## MATERIAL FOR THIS EXERCISE
====

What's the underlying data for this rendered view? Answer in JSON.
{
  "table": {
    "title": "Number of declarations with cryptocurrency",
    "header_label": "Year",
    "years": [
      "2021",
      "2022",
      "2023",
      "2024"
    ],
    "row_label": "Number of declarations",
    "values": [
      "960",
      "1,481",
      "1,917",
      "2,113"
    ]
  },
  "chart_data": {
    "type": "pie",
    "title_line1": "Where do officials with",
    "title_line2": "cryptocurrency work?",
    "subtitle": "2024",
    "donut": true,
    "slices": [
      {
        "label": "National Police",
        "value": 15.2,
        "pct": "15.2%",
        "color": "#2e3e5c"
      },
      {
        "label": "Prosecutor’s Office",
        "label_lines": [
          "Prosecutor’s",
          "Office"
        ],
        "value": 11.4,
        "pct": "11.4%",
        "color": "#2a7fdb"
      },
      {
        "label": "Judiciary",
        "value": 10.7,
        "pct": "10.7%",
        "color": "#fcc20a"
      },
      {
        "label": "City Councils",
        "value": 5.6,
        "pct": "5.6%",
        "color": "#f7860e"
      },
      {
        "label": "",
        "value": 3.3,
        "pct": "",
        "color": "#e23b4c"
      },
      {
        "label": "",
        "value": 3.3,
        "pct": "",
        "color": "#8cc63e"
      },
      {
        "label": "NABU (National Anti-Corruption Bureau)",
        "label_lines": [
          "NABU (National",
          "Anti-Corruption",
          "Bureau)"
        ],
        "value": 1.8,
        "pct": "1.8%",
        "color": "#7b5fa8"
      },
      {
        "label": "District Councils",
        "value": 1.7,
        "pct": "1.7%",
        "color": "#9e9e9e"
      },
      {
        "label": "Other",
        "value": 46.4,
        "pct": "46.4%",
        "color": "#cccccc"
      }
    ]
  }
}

====

## THE EXERCISE
Copy each line of the records containing the string "Corruption".

## ANSWER TO THE PROBLEM
        "label": "NABU (National Anti-Corruption Bureau)",
          "Anti-Corruption",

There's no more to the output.